Gather each line in the entries that includes the string "Decode".
_ _ _ _
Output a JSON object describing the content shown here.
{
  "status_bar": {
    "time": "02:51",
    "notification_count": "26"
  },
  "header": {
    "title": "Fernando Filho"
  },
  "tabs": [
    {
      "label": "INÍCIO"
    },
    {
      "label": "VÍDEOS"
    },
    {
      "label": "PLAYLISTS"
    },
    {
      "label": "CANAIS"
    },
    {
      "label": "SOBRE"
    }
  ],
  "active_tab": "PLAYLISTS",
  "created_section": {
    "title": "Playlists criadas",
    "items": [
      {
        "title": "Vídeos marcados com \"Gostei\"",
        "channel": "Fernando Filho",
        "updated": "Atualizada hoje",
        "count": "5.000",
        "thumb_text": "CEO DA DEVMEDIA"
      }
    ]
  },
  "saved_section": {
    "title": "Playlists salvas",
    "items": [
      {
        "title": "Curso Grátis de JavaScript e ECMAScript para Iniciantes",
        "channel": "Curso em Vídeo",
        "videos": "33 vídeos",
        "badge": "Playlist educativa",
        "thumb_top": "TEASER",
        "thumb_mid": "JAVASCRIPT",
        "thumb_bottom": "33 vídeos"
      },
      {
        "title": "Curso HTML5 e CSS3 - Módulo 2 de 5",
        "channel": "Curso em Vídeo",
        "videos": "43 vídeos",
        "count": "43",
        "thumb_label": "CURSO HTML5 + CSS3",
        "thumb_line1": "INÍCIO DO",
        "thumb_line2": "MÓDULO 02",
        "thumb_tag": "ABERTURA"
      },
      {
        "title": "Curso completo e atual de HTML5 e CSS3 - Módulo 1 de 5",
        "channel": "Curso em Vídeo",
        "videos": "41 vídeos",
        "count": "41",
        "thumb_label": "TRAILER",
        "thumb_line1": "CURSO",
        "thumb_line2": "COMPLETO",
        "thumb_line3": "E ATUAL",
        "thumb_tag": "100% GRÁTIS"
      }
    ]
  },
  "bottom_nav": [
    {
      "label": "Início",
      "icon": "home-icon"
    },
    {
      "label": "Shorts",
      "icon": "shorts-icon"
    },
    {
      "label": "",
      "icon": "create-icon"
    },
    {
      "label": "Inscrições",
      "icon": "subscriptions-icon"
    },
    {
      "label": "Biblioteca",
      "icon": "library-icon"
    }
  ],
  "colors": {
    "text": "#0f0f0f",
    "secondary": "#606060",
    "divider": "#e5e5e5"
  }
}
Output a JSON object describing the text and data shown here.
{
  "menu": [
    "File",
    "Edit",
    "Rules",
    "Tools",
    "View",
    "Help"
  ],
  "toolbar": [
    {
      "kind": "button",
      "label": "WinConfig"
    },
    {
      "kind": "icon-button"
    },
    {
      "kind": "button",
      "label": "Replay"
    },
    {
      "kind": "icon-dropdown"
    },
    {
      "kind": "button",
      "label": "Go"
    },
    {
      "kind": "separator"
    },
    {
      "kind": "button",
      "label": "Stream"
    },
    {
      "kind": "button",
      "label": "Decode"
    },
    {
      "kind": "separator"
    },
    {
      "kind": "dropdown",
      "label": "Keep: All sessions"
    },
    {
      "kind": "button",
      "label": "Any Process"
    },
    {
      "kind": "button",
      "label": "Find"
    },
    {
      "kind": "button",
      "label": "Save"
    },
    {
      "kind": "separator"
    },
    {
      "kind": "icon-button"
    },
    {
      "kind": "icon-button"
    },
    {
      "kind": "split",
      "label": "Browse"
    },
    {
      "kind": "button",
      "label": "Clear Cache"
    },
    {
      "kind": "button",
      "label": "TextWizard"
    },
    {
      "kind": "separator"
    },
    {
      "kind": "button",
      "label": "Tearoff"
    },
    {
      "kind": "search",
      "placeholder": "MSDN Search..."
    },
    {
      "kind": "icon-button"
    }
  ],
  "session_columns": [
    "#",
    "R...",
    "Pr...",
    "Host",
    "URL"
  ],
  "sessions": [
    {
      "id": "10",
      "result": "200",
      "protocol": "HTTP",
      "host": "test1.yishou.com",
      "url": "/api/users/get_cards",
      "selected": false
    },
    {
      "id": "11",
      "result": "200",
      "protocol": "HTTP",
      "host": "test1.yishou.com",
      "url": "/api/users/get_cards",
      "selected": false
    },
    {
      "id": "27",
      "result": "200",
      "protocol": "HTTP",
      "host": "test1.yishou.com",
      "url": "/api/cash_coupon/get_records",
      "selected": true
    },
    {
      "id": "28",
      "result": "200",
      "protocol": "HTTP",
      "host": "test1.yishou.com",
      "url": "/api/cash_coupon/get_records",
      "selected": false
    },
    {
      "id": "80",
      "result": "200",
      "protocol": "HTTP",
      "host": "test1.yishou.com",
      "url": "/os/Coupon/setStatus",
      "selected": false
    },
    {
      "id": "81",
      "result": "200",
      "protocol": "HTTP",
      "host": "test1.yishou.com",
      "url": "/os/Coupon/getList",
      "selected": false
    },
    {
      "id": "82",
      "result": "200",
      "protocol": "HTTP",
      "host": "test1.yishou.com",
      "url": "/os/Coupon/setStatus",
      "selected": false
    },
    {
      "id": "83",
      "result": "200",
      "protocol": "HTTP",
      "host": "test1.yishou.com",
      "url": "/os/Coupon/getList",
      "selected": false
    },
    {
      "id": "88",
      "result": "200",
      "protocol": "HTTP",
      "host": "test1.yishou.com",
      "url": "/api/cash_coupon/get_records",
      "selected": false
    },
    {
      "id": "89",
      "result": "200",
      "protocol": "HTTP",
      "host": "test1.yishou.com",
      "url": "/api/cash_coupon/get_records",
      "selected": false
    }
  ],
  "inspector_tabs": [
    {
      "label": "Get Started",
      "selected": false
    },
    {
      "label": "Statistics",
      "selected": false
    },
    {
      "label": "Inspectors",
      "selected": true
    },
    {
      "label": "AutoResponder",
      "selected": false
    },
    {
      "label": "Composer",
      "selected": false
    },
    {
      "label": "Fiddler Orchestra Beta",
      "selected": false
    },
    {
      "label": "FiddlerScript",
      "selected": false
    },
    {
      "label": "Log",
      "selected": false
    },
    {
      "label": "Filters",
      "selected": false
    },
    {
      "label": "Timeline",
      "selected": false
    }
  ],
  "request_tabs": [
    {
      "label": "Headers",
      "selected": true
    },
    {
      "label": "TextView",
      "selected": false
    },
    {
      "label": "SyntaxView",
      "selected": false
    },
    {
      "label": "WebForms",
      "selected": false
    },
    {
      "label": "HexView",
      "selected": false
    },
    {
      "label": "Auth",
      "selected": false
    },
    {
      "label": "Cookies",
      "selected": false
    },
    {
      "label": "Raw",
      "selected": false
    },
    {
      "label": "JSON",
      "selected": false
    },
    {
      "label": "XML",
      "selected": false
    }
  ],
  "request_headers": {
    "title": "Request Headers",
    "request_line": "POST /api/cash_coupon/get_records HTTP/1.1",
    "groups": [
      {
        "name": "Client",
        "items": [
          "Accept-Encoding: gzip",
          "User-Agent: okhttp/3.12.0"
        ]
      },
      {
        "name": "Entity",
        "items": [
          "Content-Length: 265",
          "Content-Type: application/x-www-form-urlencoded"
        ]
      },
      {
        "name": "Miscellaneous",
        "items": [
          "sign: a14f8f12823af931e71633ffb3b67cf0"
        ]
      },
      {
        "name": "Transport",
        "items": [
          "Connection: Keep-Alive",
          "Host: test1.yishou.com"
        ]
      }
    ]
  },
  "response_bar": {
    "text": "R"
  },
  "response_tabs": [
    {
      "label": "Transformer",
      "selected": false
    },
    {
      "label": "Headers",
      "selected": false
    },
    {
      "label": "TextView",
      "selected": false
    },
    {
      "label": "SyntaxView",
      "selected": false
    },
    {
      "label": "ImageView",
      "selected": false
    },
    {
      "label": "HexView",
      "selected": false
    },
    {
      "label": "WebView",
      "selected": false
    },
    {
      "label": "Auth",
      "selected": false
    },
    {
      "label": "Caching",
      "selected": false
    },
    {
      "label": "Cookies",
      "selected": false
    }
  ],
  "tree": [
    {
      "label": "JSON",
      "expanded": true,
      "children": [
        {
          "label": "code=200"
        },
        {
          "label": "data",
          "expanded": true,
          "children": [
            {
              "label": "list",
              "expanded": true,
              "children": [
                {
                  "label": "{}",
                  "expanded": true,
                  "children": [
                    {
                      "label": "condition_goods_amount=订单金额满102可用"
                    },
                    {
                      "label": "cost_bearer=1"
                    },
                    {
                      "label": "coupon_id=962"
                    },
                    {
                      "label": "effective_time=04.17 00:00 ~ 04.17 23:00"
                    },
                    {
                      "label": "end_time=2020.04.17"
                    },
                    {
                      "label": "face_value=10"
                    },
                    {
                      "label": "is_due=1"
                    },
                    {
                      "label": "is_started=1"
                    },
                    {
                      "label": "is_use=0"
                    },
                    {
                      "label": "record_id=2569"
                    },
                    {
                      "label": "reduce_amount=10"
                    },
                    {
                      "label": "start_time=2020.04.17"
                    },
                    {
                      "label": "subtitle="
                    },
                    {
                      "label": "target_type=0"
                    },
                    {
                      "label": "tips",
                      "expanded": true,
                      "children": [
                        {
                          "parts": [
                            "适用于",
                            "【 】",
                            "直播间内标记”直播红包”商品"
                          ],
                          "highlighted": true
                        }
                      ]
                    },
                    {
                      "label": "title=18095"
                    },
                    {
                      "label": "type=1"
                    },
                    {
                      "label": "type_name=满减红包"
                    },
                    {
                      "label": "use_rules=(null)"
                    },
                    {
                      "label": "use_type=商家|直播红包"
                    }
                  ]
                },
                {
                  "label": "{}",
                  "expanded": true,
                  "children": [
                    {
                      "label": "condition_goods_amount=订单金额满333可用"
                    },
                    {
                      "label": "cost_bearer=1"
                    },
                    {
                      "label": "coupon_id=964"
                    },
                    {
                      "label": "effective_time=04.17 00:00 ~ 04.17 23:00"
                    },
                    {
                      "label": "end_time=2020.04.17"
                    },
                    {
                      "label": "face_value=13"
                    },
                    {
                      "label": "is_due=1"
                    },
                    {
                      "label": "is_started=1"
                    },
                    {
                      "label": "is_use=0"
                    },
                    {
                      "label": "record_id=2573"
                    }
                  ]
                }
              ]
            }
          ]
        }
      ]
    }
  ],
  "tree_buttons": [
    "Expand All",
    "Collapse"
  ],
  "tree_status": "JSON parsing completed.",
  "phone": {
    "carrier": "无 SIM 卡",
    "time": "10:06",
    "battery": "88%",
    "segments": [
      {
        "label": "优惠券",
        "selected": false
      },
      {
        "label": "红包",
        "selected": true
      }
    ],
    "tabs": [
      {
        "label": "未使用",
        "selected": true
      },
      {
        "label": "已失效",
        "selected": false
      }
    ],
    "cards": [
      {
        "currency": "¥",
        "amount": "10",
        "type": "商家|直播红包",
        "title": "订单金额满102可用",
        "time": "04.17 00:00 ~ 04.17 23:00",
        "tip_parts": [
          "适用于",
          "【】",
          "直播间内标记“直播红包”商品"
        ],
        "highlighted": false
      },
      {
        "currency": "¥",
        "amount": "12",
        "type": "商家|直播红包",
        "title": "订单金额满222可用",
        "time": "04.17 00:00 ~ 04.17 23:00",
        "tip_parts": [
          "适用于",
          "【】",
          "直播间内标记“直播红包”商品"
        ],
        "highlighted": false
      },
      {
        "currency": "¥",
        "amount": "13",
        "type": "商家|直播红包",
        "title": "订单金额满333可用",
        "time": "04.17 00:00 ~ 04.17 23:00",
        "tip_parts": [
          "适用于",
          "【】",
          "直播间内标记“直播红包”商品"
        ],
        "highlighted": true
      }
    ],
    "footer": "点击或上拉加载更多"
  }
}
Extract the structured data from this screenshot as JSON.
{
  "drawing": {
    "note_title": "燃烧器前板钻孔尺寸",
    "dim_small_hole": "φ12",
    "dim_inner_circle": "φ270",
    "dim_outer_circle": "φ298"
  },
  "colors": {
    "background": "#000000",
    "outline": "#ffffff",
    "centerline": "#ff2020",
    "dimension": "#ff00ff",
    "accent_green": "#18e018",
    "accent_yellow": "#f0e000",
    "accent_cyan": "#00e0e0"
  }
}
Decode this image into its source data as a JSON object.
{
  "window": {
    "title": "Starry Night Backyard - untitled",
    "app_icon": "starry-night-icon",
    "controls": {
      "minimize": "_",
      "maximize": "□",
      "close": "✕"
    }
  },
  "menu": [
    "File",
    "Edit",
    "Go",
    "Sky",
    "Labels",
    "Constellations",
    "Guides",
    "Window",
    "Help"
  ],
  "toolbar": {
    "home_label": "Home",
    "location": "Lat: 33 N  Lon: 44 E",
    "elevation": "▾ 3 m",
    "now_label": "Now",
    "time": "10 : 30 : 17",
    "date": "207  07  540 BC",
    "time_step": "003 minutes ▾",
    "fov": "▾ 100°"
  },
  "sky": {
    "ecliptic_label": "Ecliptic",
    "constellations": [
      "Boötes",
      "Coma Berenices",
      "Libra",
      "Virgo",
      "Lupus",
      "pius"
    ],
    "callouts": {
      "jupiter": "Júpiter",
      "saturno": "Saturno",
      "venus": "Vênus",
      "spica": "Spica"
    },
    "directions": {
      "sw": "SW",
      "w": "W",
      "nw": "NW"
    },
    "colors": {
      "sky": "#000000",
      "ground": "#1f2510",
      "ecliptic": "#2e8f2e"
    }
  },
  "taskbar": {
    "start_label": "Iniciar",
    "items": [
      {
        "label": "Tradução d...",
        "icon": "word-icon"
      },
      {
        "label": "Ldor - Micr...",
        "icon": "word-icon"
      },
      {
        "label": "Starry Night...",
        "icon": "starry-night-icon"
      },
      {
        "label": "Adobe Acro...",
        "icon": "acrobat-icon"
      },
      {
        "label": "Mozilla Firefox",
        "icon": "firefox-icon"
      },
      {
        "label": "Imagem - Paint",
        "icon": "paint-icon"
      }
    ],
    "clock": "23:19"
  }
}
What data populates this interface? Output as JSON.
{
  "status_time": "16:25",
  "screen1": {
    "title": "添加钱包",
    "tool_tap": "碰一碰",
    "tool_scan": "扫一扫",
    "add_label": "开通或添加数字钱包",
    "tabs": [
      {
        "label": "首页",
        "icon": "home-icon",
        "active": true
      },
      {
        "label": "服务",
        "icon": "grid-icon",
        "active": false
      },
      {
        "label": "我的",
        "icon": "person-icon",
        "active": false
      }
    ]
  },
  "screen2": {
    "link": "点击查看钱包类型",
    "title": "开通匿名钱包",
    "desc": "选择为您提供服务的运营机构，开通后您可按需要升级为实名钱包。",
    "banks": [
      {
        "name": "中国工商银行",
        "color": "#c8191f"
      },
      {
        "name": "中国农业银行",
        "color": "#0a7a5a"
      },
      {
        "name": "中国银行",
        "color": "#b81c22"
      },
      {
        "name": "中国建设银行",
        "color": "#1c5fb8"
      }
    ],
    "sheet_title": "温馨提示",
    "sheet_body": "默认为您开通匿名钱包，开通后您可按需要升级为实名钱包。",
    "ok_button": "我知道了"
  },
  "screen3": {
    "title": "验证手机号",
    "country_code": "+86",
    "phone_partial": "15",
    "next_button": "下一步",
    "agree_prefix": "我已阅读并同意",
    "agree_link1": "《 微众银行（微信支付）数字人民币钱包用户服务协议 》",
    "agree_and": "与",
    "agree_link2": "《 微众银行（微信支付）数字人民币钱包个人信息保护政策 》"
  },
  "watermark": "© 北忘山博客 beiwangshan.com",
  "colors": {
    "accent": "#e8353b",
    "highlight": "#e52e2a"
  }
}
_ _ _ _
* [EXERCISE RESPONSE]
      "label": "Decode"
Decode this image into its source data as a JSON object.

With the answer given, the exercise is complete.